## Start

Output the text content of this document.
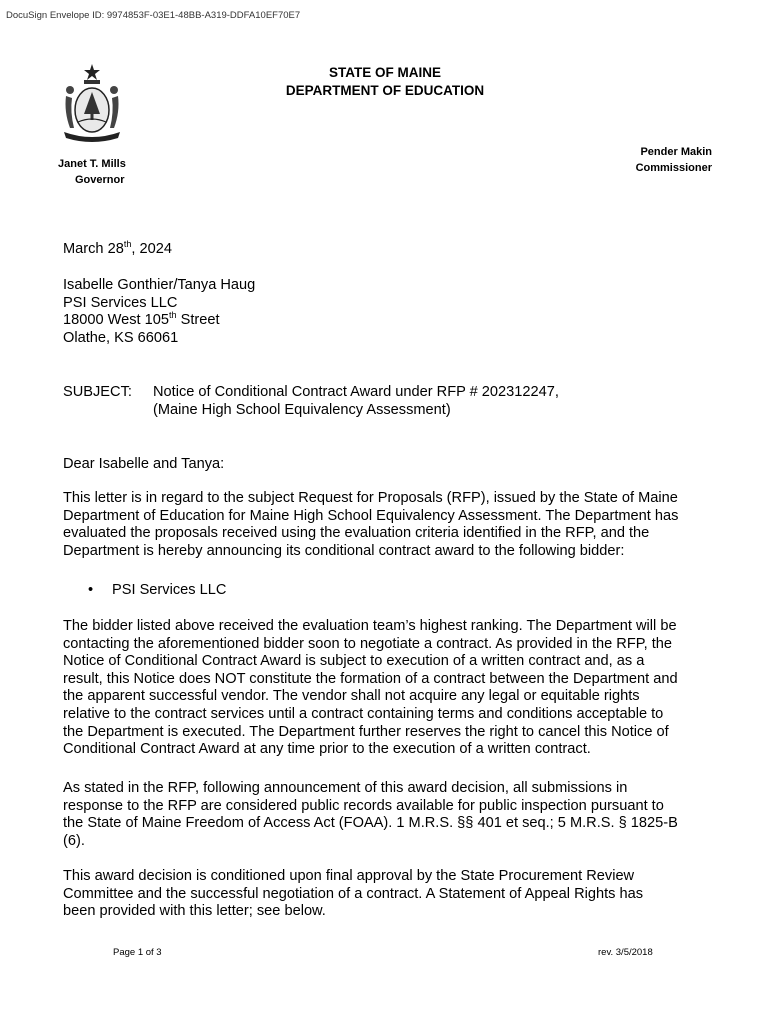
DocuSign Envelope ID: 9974853F-03E1-48BB-A319-DDFA10EF70E7
STATE OF MAINE
DEPARTMENT OF EDUCATION
Janet T. Mills
Governor
Pender Makin
Commissioner
March 28th, 2024
Isabelle Gonthier/Tanya Haug
PSI Services LLC
18000 West 105th Street
Olathe, KS 66061
SUBJECT: Notice of Conditional Contract Award under RFP # 202312247,
(Maine High School Equivalency Assessment)
Dear Isabelle and Tanya:
This letter is in regard to the subject Request for Proposals (RFP), issued by the State of Maine
Department of Education for Maine High School Equivalency Assessment. The Department has
evaluated the proposals received using the evaluation criteria identified in the RFP, and the
Department is hereby announcing its conditional contract award to the following bidder:
• PSI Services LLC
The bidder listed above received the evaluation team’s highest ranking. The Department will be
contacting the aforementioned bidder soon to negotiate a contract. As provided in the RFP, the
Notice of Conditional Contract Award is subject to execution of a written contract and, as a
result, this Notice does NOT constitute the formation of a contract between the Department and
the apparent successful vendor. The vendor shall not acquire any legal or equitable rights
relative to the contract services until a contract containing terms and conditions acceptable to
the Department is executed. The Department further reserves the right to cancel this Notice of
Conditional Contract Award at any time prior to the execution of a written contract.
As stated in the RFP, following announcement of this award decision, all submissions in
response to the RFP are considered public records available for public inspection pursuant to
the State of Maine Freedom of Access Act (FOAA). 1 M.R.S. §§ 401 et seq.; 5 M.R.S. § 1825-B
(6).
This award decision is conditioned upon final approval by the State Procurement Review
Committee and the successful negotiation of a contract. A Statement of Appeal Rights has
been provided with this letter; see below.
Page 1 of 3	rev. 3/5/2018
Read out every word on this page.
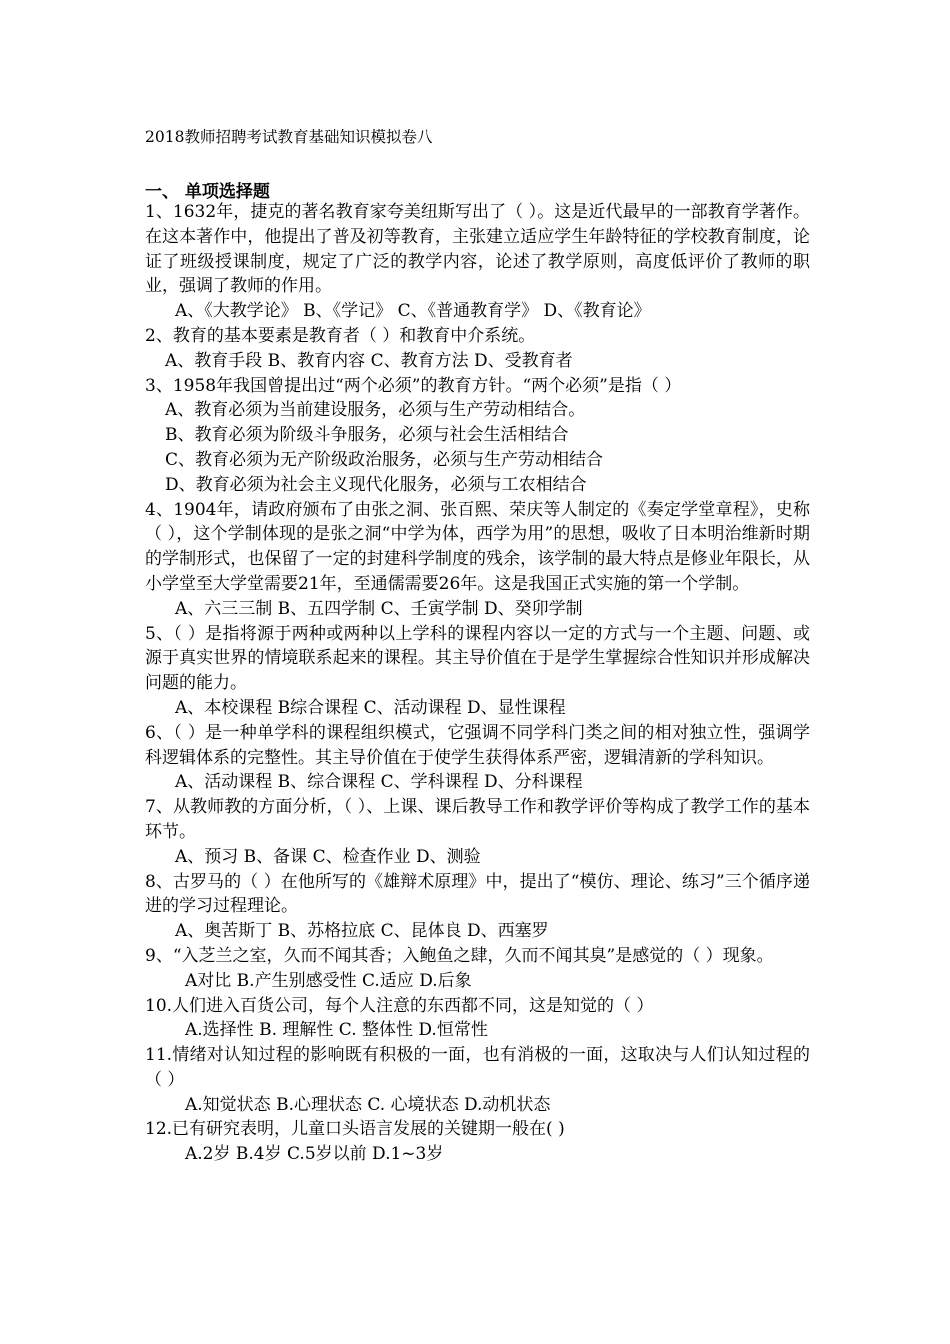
2018教师招聘考试教育基础知识模拟卷八
一、 单项选择题

1、1632年，捷克的著名教育家夸美纽斯写出了（ ）。这是近代最早的一部教育学著作。在这本著作中，他提出了普及初等教育，主张建立适应学生年龄特征的学校教育制度，论证了班级授课制度，规定了广泛的教学内容，论述了教学原则，高度低评价了教师的职业，强调了教师的作用。

A、《大教学论》 B、《学记》 C、《普通教育学》 D、《教育论》

2、教育的基本要素是教育者（ ）和教育中介系统。

A、教育手段 B、教育内容 C、教育方法 D、受教育者

3、1958年我国曾提出过“两个必须”的教育方针。“两个必须”是指（ ）

A、教育必须为当前建设服务，必须与生产劳动相结合。

B、教育必须为阶级斗争服务，必须与社会生活相结合

C、教育必须为无产阶级政治服务，必须与生产劳动相结合

D、教育必须为社会主义现代化服务，必须与工农相结合

4、1904年，请政府颁布了由张之洞、张百熙、荣庆等人制定的《奏定学堂章程》，史称（ ），这个学制体现的是张之洞“中学为体，西学为用”的思想，吸收了日本明治维新时期的学制形式，也保留了一定的封建科学制度的残余，该学制的最大特点是修业年限长，从小学堂至大学堂需要21年，至通儒需要26年。这是我国正式实施的第一个学制。

A、六三三制 B、五四学制 C、壬寅学制 D、癸卯学制

5、（ ）是指将源于两种或两种以上学科的课程内容以一定的方式与一个主题、问题、或源于真实世界的情境联系起来的课程。其主导价值在于是学生掌握综合性知识并形成解决问题的能力。

A、本校课程 B综合课程 C、活动课程 D、显性课程

6、（ ）是一种单学科的课程组织模式，它强调不同学科门类之间的相对独立性，强调学科逻辑体系的完整性。其主导价值在于使学生获得体系严密，逻辑清新的学科知识。

A、活动课程 B、综合课程 C、学科课程 D、分科课程

7、从教师教的方面分析，（ ）、上课、课后教导工作和教学评价等构成了教学工作的基本环节。

A、预习 B、备课 C、检查作业 D、测验

8、古罗马的（ ）在他所写的《雄辩术原理》中，提出了“模仿、理论、练习”三个循序递进的学习过程理论。

A、奥苦斯丁 B、苏格拉底 C、昆体良 D、西塞罗

9、“入芝兰之室，久而不闻其香；入鲍鱼之肆，久而不闻其臭”是感觉的（ ）现象。

A对比 B.产生别感受性 C.适应 D.后象

10.人们进入百货公司，每个人注意的东西都不同，这是知觉的（ ）

A.选择性 B. 理解性 C. 整体性 D.恒常性

11.情绪对认知过程的影响既有积极的一面，也有消极的一面，这取决与人们认知过程的（ ）

A.知觉状态 B.心理状态 C. 心境状态 D.动机状态

12.已有研究表明，儿童口头语言发展的关键期一般在( )

A.2岁 B.4岁 C.5岁以前 D.1~3岁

## End

__WORK INSTRUCTIONS__
Write out the full listing verbatim, excluding its pictures.

__RESULT OF THE TASK__
Output the text content of this document.
DocuSign Envelope ID: 9974853F-03E1-48BB-A319-DDFA10EF70E7
STATE OF MAINE
DEPARTMENT OF EDUCATION
Janet T. Mills
Governor
Pender Makin
Commissioner
March 28th, 2024
Isabelle Gonthier/Tanya Haug
PSI Services LLC
18000 West 105th Street
Olathe, KS 66061
SUBJECT: Notice of Conditional Contract Award under RFP # 202312247,
(Maine High School Equivalency Assessment)
Dear Isabelle and Tanya:
This letter is in regard to the subject Request for Proposals (RFP), issued by the State of Maine
Department of Education for Maine High School Equivalency Assessment. The Department has
evaluated the proposals received using the evaluation criteria identified in the RFP, and the
Department is hereby announcing its conditional contract award to the following bidder:
• PSI Services LLC
The bidder listed above received the evaluation team’s highest ranking. The Department will be
contacting the aforementioned bidder soon to negotiate a contract. As provided in the RFP, the
Notice of Conditional Contract Award is subject to execution of a written contract and, as a
result, this Notice does NOT constitute the formation of a contract between the Department and
the apparent successful vendor. The vendor shall not acquire any legal or equitable rights
relative to the contract services until a contract containing terms and conditions acceptable to
the Department is executed. The Department further reserves the right to cancel this Notice of
Conditional Contract Award at any time prior to the execution of a written contract.
As stated in the RFP, following announcement of this award decision, all submissions in
response to the RFP are considered public records available for public inspection pursuant to
the State of Maine Freedom of Access Act (FOAA). 1 M.R.S. §§ 401 et seq.; 5 M.R.S. § 1825-B
(6).
This award decision is conditioned upon final approval by the State Procurement Review
Committee and the successful negotiation of a contract. A Statement of Appeal Rights has
been provided with this letter; see below.
Page 1 of 3	rev. 3/5/2018
Read out every word on this page.
2018教师招聘考试教育基础知识模拟卷八
一、 单项选择题

1、1632年，捷克的著名教育家夸美纽斯写出了（ ）。这是近代最早的一部教育学著作。在这本著作中，他提出了普及初等教育，主张建立适应学生年龄特征的学校教育制度，论证了班级授课制度，规定了广泛的教学内容，论述了教学原则，高度低评价了教师的职业，强调了教师的作用。

A、《大教学论》 B、《学记》 C、《普通教育学》 D、《教育论》

2、教育的基本要素是教育者（ ）和教育中介系统。

A、教育手段 B、教育内容 C、教育方法 D、受教育者

3、1958年我国曾提出过“两个必须”的教育方针。“两个必须”是指（ ）

A、教育必须为当前建设服务，必须与生产劳动相结合。

B、教育必须为阶级斗争服务，必须与社会生活相结合

C、教育必须为无产阶级政治服务，必须与生产劳动相结合

D、教育必须为社会主义现代化服务，必须与工农相结合

4、1904年，请政府颁布了由张之洞、张百熙、荣庆等人制定的《奏定学堂章程》，史称（ ），这个学制体现的是张之洞“中学为体，西学为用”的思想，吸收了日本明治维新时期的学制形式，也保留了一定的封建科学制度的残余，该学制的最大特点是修业年限长，从小学堂至大学堂需要21年，至通儒需要26年。这是我国正式实施的第一个学制。

A、六三三制 B、五四学制 C、壬寅学制 D、癸卯学制

5、（ ）是指将源于两种或两种以上学科的课程内容以一定的方式与一个主题、问题、或源于真实世界的情境联系起来的课程。其主导价值在于是学生掌握综合性知识并形成解决问题的能力。

A、本校课程 B综合课程 C、活动课程 D、显性课程

6、（ ）是一种单学科的课程组织模式，它强调不同学科门类之间的相对独立性，强调学科逻辑体系的完整性。其主导价值在于使学生获得体系严密，逻辑清新的学科知识。

A、活动课程 B、综合课程 C、学科课程 D、分科课程

7、从教师教的方面分析，（ ）、上课、课后教导工作和教学评价等构成了教学工作的基本环节。

A、预习 B、备课 C、检查作业 D、测验

8、古罗马的（ ）在他所写的《雄辩术原理》中，提出了“模仿、理论、练习”三个循序递进的学习过程理论。

A、奥苦斯丁 B、苏格拉底 C、昆体良 D、西塞罗

9、“入芝兰之室，久而不闻其香；入鲍鱼之肆，久而不闻其臭”是感觉的（ ）现象。

A对比 B.产生别感受性 C.适应 D.后象

10.人们进入百货公司，每个人注意的东西都不同，这是知觉的（ ）

A.选择性 B. 理解性 C. 整体性 D.恒常性

11.情绪对认知过程的影响既有积极的一面，也有消极的一面，这取决与人们认知过程的（ ）

A.知觉状态 B.心理状态 C. 心境状态 D.动机状态

12.已有研究表明，儿童口头语言发展的关键期一般在( )

A.2岁 B.4岁 C.5岁以前 D.1~3岁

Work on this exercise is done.